╭─ Materials provided

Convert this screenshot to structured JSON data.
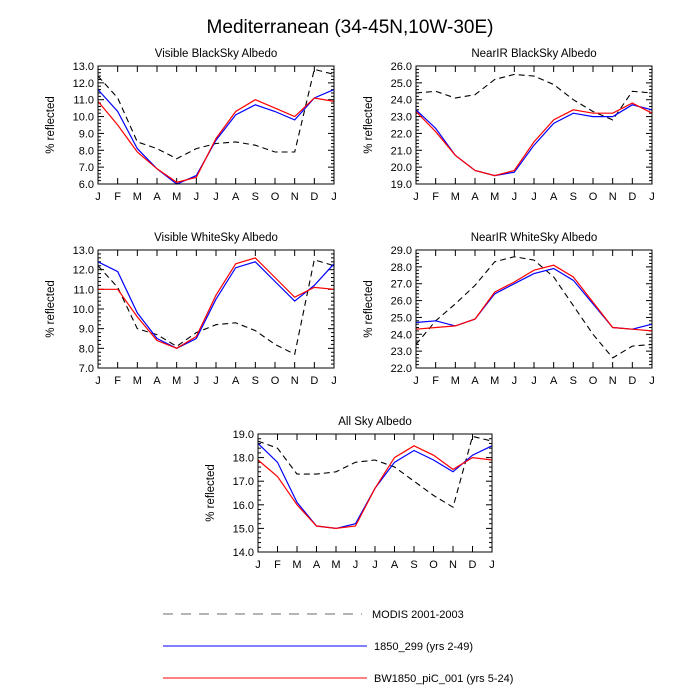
{
  "title": "Mediterranean (34-45N,10W-30E)",
  "colors": {
    "modis": "#000000",
    "run1": "#0000ff",
    "run2": "#ff0000",
    "legend_dash": "#888888"
  },
  "legend": {
    "modis": "MODIS 2001-2003",
    "run1": "1850_299 (yrs 2-49)",
    "run2": "BW1850_piC_001 (yrs 5-24)"
  },
  "chart_data": [
    {
      "type": "line",
      "title": "Visible BlackSky Albedo",
      "ylabel": "% reflected",
      "ylim": [
        6.0,
        13.0
      ],
      "yticks": [
        "6.0",
        "7.0",
        "8.0",
        "9.0",
        "10.0",
        "11.0",
        "12.0",
        "13.0"
      ],
      "x": [
        "J",
        "F",
        "M",
        "A",
        "M",
        "J",
        "J",
        "A",
        "S",
        "O",
        "N",
        "D",
        "J"
      ],
      "series": [
        {
          "name": "MODIS 2001-2003",
          "values": [
            12.4,
            11.1,
            8.5,
            8.1,
            7.5,
            8.1,
            8.4,
            8.5,
            8.3,
            7.9,
            7.9,
            12.8,
            12.5
          ]
        },
        {
          "name": "1850_299 (yrs 2-49)",
          "values": [
            11.6,
            10.3,
            8.1,
            6.9,
            6.0,
            6.5,
            8.6,
            10.1,
            10.7,
            10.3,
            9.8,
            11.1,
            11.6
          ]
        },
        {
          "name": "BW1850_piC_001 (yrs 5-24)",
          "values": [
            10.9,
            9.5,
            7.9,
            6.9,
            6.1,
            6.4,
            8.7,
            10.3,
            11.0,
            10.5,
            10.0,
            11.1,
            10.9
          ]
        }
      ]
    },
    {
      "type": "line",
      "title": "NearIR BlackSky Albedo",
      "ylabel": "% reflected",
      "ylim": [
        19.0,
        26.0
      ],
      "yticks": [
        "19.0",
        "20.0",
        "21.0",
        "22.0",
        "23.0",
        "24.0",
        "25.0",
        "26.0"
      ],
      "x": [
        "J",
        "F",
        "M",
        "A",
        "M",
        "J",
        "J",
        "A",
        "S",
        "O",
        "N",
        "D",
        "J"
      ],
      "series": [
        {
          "name": "MODIS 2001-2003",
          "values": [
            24.4,
            24.5,
            24.1,
            24.3,
            25.2,
            25.5,
            25.4,
            24.9,
            24.0,
            23.3,
            22.8,
            24.5,
            24.4
          ]
        },
        {
          "name": "1850_299 (yrs 2-49)",
          "values": [
            23.4,
            22.3,
            20.7,
            19.8,
            19.5,
            19.7,
            21.3,
            22.6,
            23.2,
            23.0,
            23.0,
            23.7,
            23.4
          ]
        },
        {
          "name": "BW1850_piC_001 (yrs 5-24)",
          "values": [
            23.3,
            22.1,
            20.7,
            19.8,
            19.5,
            19.8,
            21.5,
            22.8,
            23.4,
            23.2,
            23.2,
            23.8,
            23.2
          ]
        }
      ]
    },
    {
      "type": "line",
      "title": "Visible WhiteSky Albedo",
      "ylabel": "% reflected",
      "ylim": [
        7.0,
        13.0
      ],
      "yticks": [
        "7.0",
        "8.0",
        "9.0",
        "10.0",
        "11.0",
        "12.0",
        "13.0"
      ],
      "x": [
        "J",
        "F",
        "M",
        "A",
        "M",
        "J",
        "J",
        "A",
        "S",
        "O",
        "N",
        "D",
        "J"
      ],
      "series": [
        {
          "name": "MODIS 2001-2003",
          "values": [
            12.2,
            11.1,
            9.0,
            8.7,
            8.1,
            8.8,
            9.2,
            9.3,
            8.9,
            8.2,
            7.7,
            12.5,
            12.2
          ]
        },
        {
          "name": "1850_299 (yrs 2-49)",
          "values": [
            12.4,
            11.9,
            9.8,
            8.5,
            8.0,
            8.5,
            10.5,
            12.1,
            12.4,
            11.4,
            10.4,
            11.2,
            12.3
          ]
        },
        {
          "name": "BW1850_piC_001 (yrs 5-24)",
          "values": [
            11.0,
            11.0,
            9.6,
            8.4,
            8.0,
            8.6,
            10.7,
            12.3,
            12.6,
            11.6,
            10.6,
            11.1,
            11.0
          ]
        }
      ]
    },
    {
      "type": "line",
      "title": "NearIR WhiteSky Albedo",
      "ylabel": "% reflected",
      "ylim": [
        22.0,
        29.0
      ],
      "yticks": [
        "22.0",
        "23.0",
        "24.0",
        "25.0",
        "26.0",
        "27.0",
        "28.0",
        "29.0"
      ],
      "x": [
        "J",
        "F",
        "M",
        "A",
        "M",
        "J",
        "J",
        "A",
        "S",
        "O",
        "N",
        "D",
        "J"
      ],
      "series": [
        {
          "name": "MODIS 2001-2003",
          "values": [
            23.4,
            24.8,
            25.8,
            26.9,
            28.3,
            28.6,
            28.4,
            27.4,
            25.7,
            24.0,
            22.6,
            23.3,
            23.4
          ]
        },
        {
          "name": "1850_299 (yrs 2-49)",
          "values": [
            24.7,
            24.8,
            24.5,
            24.9,
            26.4,
            27.0,
            27.6,
            27.9,
            27.2,
            25.8,
            24.4,
            24.3,
            24.6
          ]
        },
        {
          "name": "BW1850_piC_001 (yrs 5-24)",
          "values": [
            24.3,
            24.4,
            24.5,
            24.9,
            26.5,
            27.1,
            27.8,
            28.1,
            27.4,
            25.9,
            24.4,
            24.3,
            24.2
          ]
        }
      ]
    },
    {
      "type": "line",
      "title": "All Sky Albedo",
      "ylabel": "% reflected",
      "ylim": [
        14.0,
        19.0
      ],
      "yticks": [
        "14.0",
        "15.0",
        "16.0",
        "17.0",
        "18.0",
        "19.0"
      ],
      "x": [
        "J",
        "F",
        "M",
        "A",
        "M",
        "J",
        "J",
        "A",
        "S",
        "O",
        "N",
        "D",
        "J"
      ],
      "series": [
        {
          "name": "MODIS 2001-2003",
          "values": [
            18.7,
            18.4,
            17.3,
            17.3,
            17.4,
            17.8,
            17.9,
            17.6,
            17.0,
            16.4,
            15.9,
            18.9,
            18.7
          ]
        },
        {
          "name": "1850_299 (yrs 2-49)",
          "values": [
            18.6,
            17.8,
            16.1,
            15.1,
            15.0,
            15.2,
            16.7,
            17.8,
            18.3,
            17.9,
            17.4,
            18.1,
            18.5
          ]
        },
        {
          "name": "BW1850_piC_001 (yrs 5-24)",
          "values": [
            17.9,
            17.2,
            16.0,
            15.1,
            15.0,
            15.1,
            16.7,
            18.0,
            18.5,
            18.1,
            17.5,
            18.0,
            17.9
          ]
        }
      ]
    }
  ]
}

╰─

• [Work to be completed]:
Your task is to transcribe all of the records precisely, with no images included.

• [Solution]:
Convert this screenshot to structured JSON data.
{
  "title": "Mediterranean (34-45N,10W-30E)",
  "colors": {
    "modis": "#000000",
    "run1": "#0000ff",
    "run2": "#ff0000",
    "legend_dash": "#888888"
  },
  "legend": {
    "modis": "MODIS 2001-2003",
    "run1": "1850_299 (yrs 2-49)",
    "run2": "BW1850_piC_001 (yrs 5-24)"
  },
  "chart_data": [
    {
      "type": "line",
      "title": "Visible BlackSky Albedo",
      "ylabel": "% reflected",
      "ylim": [
        6.0,
        13.0
      ],
      "yticks": [
        "6.0",
        "7.0",
        "8.0",
        "9.0",
        "10.0",
        "11.0",
        "12.0",
        "13.0"
      ],
      "x": [
        "J",
        "F",
        "M",
        "A",
        "M",
        "J",
        "J",
        "A",
        "S",
        "O",
        "N",
        "D",
        "J"
      ],
      "series": [
        {
          "name": "MODIS 2001-2003",
          "values": [
            12.4,
            11.1,
            8.5,
            8.1,
            7.5,
            8.1,
            8.4,
            8.5,
            8.3,
            7.9,
            7.9,
            12.8,
            12.5
          ]
        },
        {
          "name": "1850_299 (yrs 2-49)",
          "values": [
            11.6,
            10.3,
            8.1,
            6.9,
            6.0,
            6.5,
            8.6,
            10.1,
            10.7,
            10.3,
            9.8,
            11.1,
            11.6
          ]
        },
        {
          "name": "BW1850_piC_001 (yrs 5-24)",
          "values": [
            10.9,
            9.5,
            7.9,
            6.9,
            6.1,
            6.4,
            8.7,
            10.3,
            11.0,
            10.5,
            10.0,
            11.1,
            10.9
          ]
        }
      ]
    },
    {
      "type": "line",
      "title": "NearIR BlackSky Albedo",
      "ylabel": "% reflected",
      "ylim": [
        19.0,
        26.0
      ],
      "yticks": [
        "19.0",
        "20.0",
        "21.0",
        "22.0",
        "23.0",
        "24.0",
        "25.0",
        "26.0"
      ],
      "x": [
        "J",
        "F",
        "M",
        "A",
        "M",
        "J",
        "J",
        "A",
        "S",
        "O",
        "N",
        "D",
        "J"
      ],
      "series": [
        {
          "name": "MODIS 2001-2003",
          "values": [
            24.4,
            24.5,
            24.1,
            24.3,
            25.2,
            25.5,
            25.4,
            24.9,
            24.0,
            23.3,
            22.8,
            24.5,
            24.4
          ]
        },
        {
          "name": "1850_299 (yrs 2-49)",
          "values": [
            23.4,
            22.3,
            20.7,
            19.8,
            19.5,
            19.7,
            21.3,
            22.6,
            23.2,
            23.0,
            23.0,
            23.7,
            23.4
          ]
        },
        {
          "name": "BW1850_piC_001 (yrs 5-24)",
          "values": [
            23.3,
            22.1,
            20.7,
            19.8,
            19.5,
            19.8,
            21.5,
            22.8,
            23.4,
            23.2,
            23.2,
            23.8,
            23.2
          ]
        }
      ]
    },
    {
      "type": "line",
      "title": "Visible WhiteSky Albedo",
      "ylabel": "% reflected",
      "ylim": [
        7.0,
        13.0
      ],
      "yticks": [
        "7.0",
        "8.0",
        "9.0",
        "10.0",
        "11.0",
        "12.0",
        "13.0"
      ],
      "x": [
        "J",
        "F",
        "M",
        "A",
        "M",
        "J",
        "J",
        "A",
        "S",
        "O",
        "N",
        "D",
        "J"
      ],
      "series": [
        {
          "name": "MODIS 2001-2003",
          "values": [
            12.2,
            11.1,
            9.0,
            8.7,
            8.1,
            8.8,
            9.2,
            9.3,
            8.9,
            8.2,
            7.7,
            12.5,
            12.2
          ]
        },
        {
          "name": "1850_299 (yrs 2-49)",
          "values": [
            12.4,
            11.9,
            9.8,
            8.5,
            8.0,
            8.5,
            10.5,
            12.1,
            12.4,
            11.4,
            10.4,
            11.2,
            12.3
          ]
        },
        {
          "name": "BW1850_piC_001 (yrs 5-24)",
          "values": [
            11.0,
            11.0,
            9.6,
            8.4,
            8.0,
            8.6,
            10.7,
            12.3,
            12.6,
            11.6,
            10.6,
            11.1,
            11.0
          ]
        }
      ]
    },
    {
      "type": "line",
      "title": "NearIR WhiteSky Albedo",
      "ylabel": "% reflected",
      "ylim": [
        22.0,
        29.0
      ],
      "yticks": [
        "22.0",
        "23.0",
        "24.0",
        "25.0",
        "26.0",
        "27.0",
        "28.0",
        "29.0"
      ],
      "x": [
        "J",
        "F",
        "M",
        "A",
        "M",
        "J",
        "J",
        "A",
        "S",
        "O",
        "N",
        "D",
        "J"
      ],
      "series": [
        {
          "name": "MODIS 2001-2003",
          "values": [
            23.4,
            24.8,
            25.8,
            26.9,
            28.3,
            28.6,
            28.4,
            27.4,
            25.7,
            24.0,
            22.6,
            23.3,
            23.4
          ]
        },
        {
          "name": "1850_299 (yrs 2-49)",
          "values": [
            24.7,
            24.8,
            24.5,
            24.9,
            26.4,
            27.0,
            27.6,
            27.9,
            27.2,
            25.8,
            24.4,
            24.3,
            24.6
          ]
        },
        {
          "name": "BW1850_piC_001 (yrs 5-24)",
          "values": [
            24.3,
            24.4,
            24.5,
            24.9,
            26.5,
            27.1,
            27.8,
            28.1,
            27.4,
            25.9,
            24.4,
            24.3,
            24.2
          ]
        }
      ]
    },
    {
      "type": "line",
      "title": "All Sky Albedo",
      "ylabel": "% reflected",
      "ylim": [
        14.0,
        19.0
      ],
      "yticks": [
        "14.0",
        "15.0",
        "16.0",
        "17.0",
        "18.0",
        "19.0"
      ],
      "x": [
        "J",
        "F",
        "M",
        "A",
        "M",
        "J",
        "J",
        "A",
        "S",
        "O",
        "N",
        "D",
        "J"
      ],
      "series": [
        {
          "name": "MODIS 2001-2003",
          "values": [
            18.7,
            18.4,
            17.3,
            17.3,
            17.4,
            17.8,
            17.9,
            17.6,
            17.0,
            16.4,
            15.9,
            18.9,
            18.7
          ]
        },
        {
          "name": "1850_299 (yrs 2-49)",
          "values": [
            18.6,
            17.8,
            16.1,
            15.1,
            15.0,
            15.2,
            16.7,
            17.8,
            18.3,
            17.9,
            17.4,
            18.1,
            18.5
          ]
        },
        {
          "name": "BW1850_piC_001 (yrs 5-24)",
          "values": [
            17.9,
            17.2,
            16.0,
            15.1,
            15.0,
            15.1,
            16.7,
            18.0,
            18.5,
            18.1,
            17.5,
            18.0,
            17.9
          ]
        }
      ]
    }
  ]
}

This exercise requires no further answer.